Job
Select, from the data, each line where "color" occurs.

Given data
□ □ □ □ □ □ □
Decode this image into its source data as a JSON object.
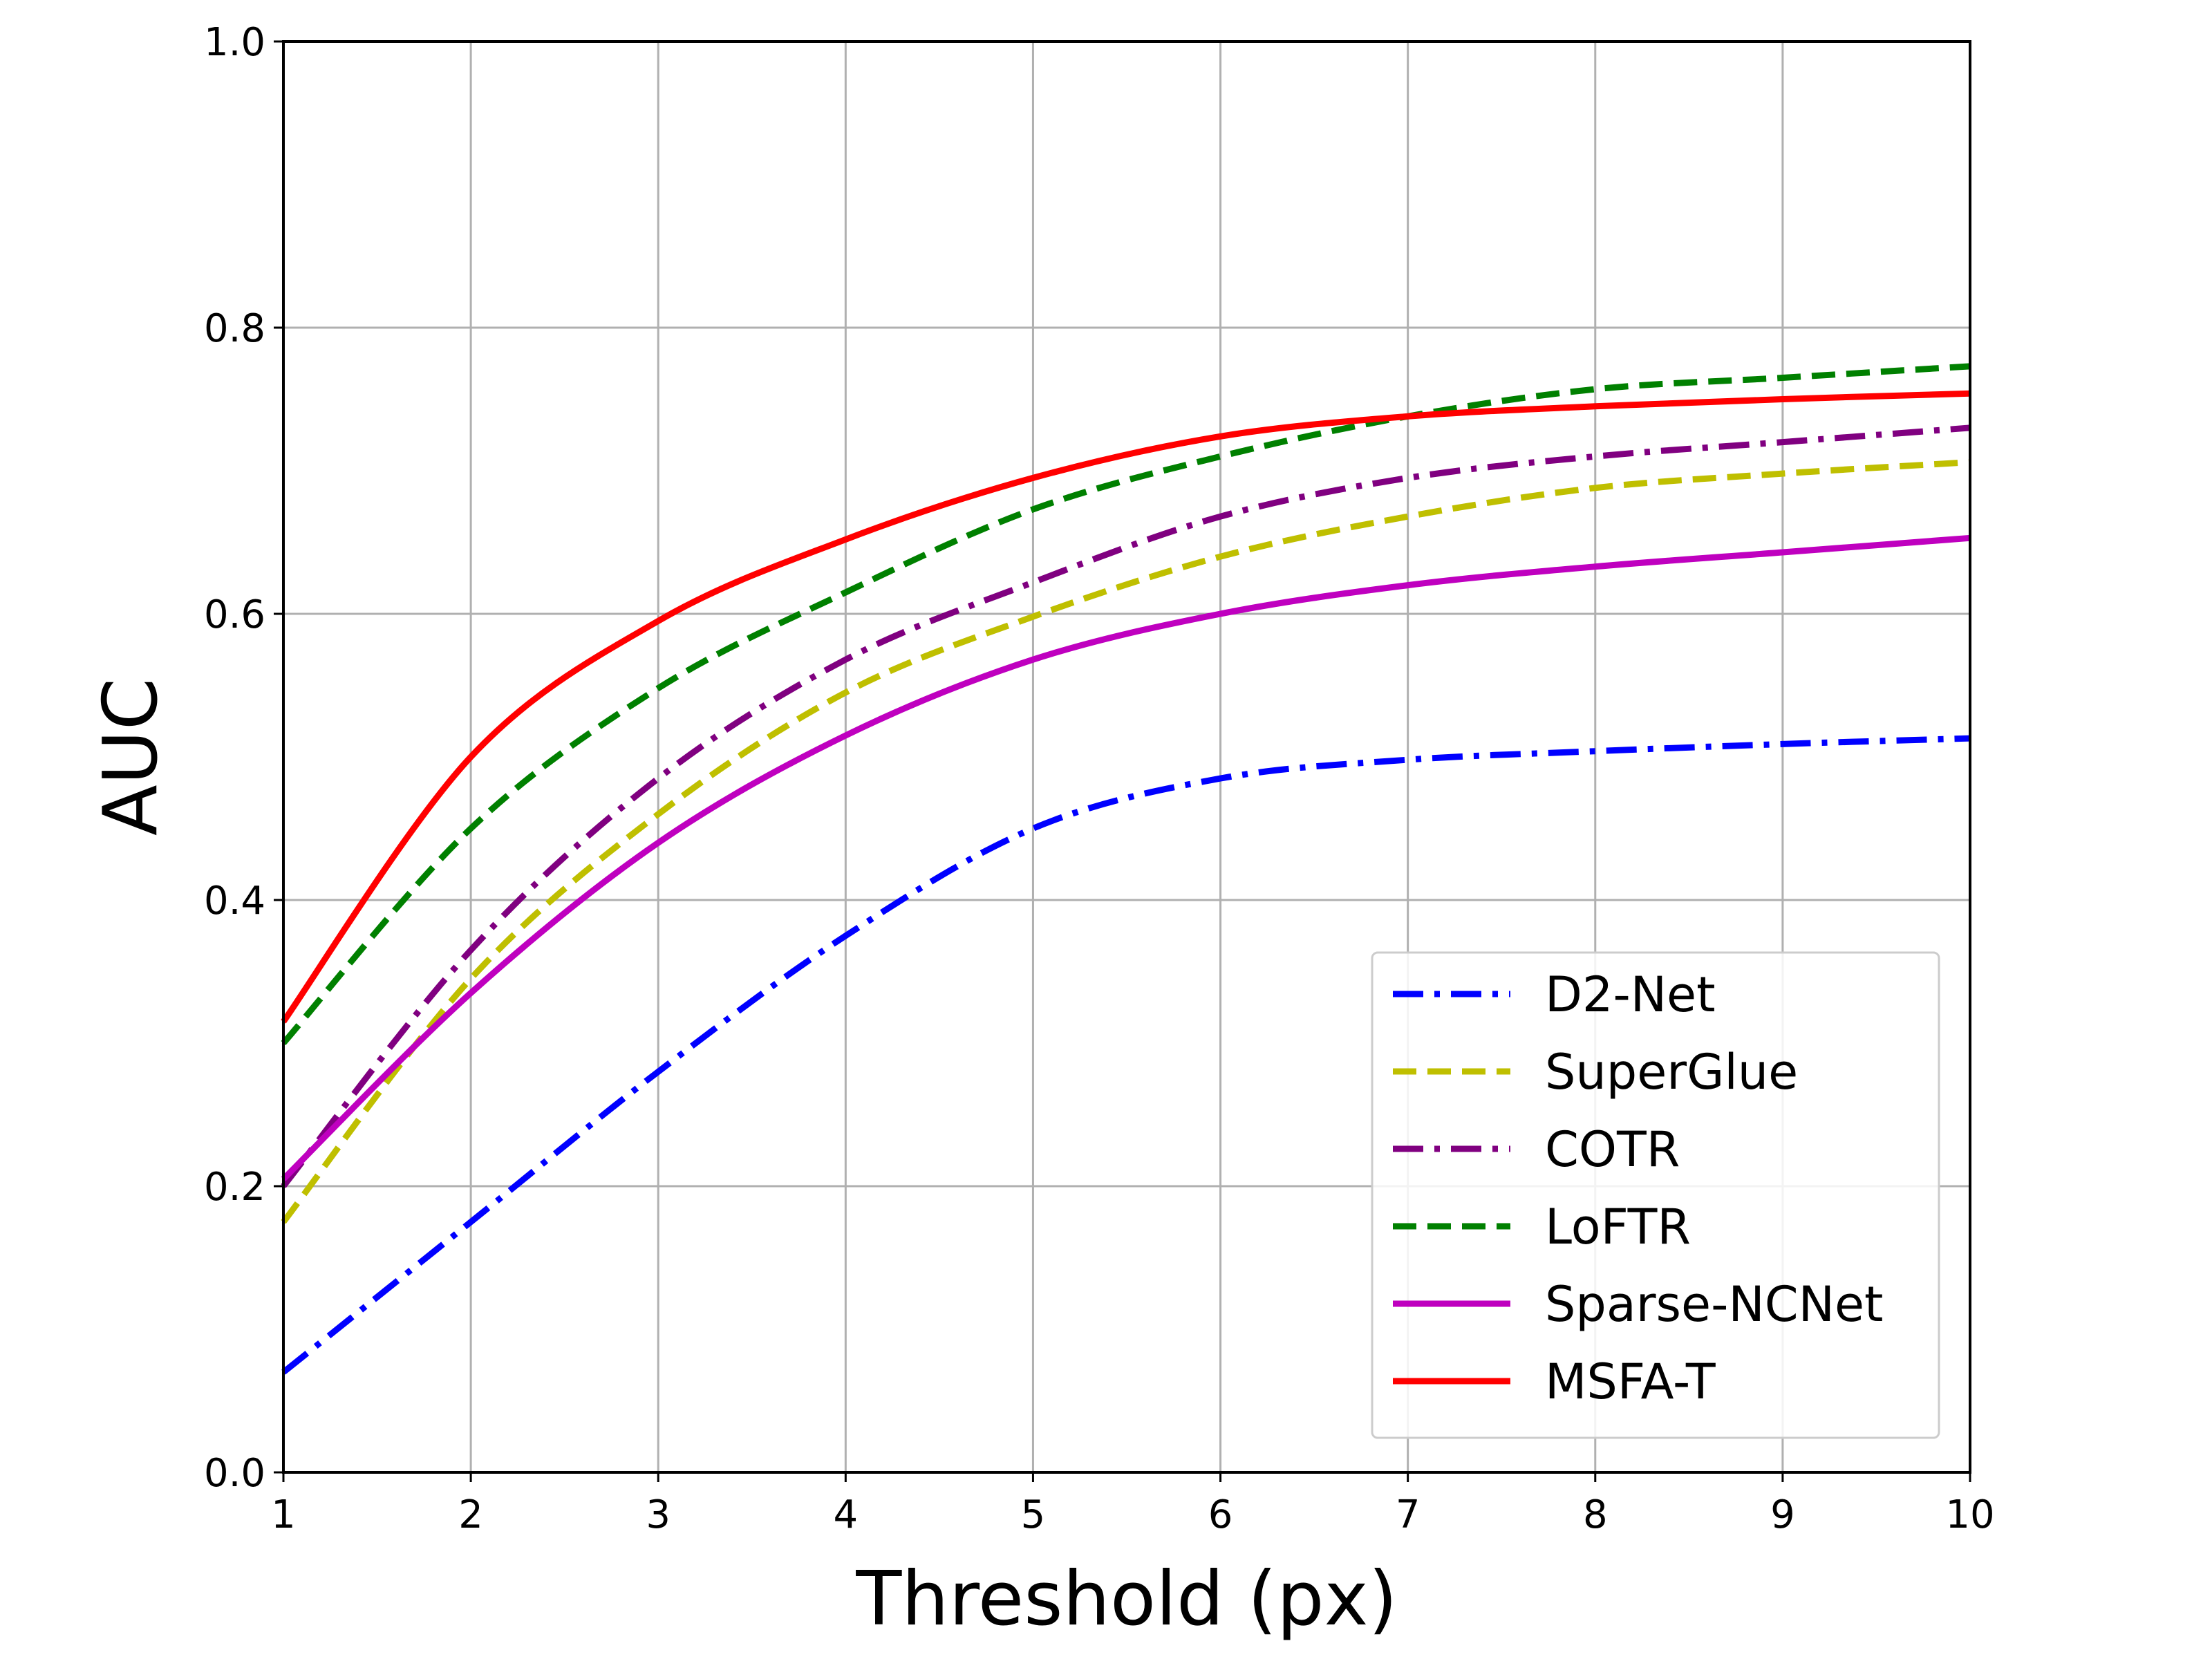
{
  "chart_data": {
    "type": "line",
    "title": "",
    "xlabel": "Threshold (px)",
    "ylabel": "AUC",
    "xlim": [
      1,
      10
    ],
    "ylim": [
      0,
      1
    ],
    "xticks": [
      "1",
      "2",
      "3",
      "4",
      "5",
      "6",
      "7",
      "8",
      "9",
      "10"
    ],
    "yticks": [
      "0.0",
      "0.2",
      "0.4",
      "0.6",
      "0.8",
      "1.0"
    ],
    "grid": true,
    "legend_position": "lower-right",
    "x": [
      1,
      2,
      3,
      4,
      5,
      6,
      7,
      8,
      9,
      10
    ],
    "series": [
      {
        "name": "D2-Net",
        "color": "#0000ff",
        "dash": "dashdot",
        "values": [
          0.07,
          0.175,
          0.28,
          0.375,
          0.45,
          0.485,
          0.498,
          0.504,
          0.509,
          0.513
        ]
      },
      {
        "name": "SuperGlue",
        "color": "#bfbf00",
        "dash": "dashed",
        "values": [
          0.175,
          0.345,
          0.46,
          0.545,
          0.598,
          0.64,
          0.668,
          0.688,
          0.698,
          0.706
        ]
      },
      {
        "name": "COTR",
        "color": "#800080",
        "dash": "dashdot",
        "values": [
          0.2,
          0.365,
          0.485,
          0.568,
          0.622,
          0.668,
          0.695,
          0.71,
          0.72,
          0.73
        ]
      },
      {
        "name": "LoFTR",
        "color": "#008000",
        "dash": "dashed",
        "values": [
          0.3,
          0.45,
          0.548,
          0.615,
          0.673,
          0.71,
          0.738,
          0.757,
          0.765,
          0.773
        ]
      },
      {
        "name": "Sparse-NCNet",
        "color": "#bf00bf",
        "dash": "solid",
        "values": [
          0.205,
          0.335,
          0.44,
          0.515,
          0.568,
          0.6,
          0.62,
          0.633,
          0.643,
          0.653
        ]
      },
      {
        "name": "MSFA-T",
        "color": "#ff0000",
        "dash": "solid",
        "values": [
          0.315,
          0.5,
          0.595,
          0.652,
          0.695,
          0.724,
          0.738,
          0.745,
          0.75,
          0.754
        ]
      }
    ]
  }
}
□ □ □ □ □ □ □
Reply to the task
        "color": "#0000ff",
        "color": "#bfbf00",
        "color": "#800080",
        "color": "#008000",
        "color": "#bf00bf",
        "color": "#ff0000",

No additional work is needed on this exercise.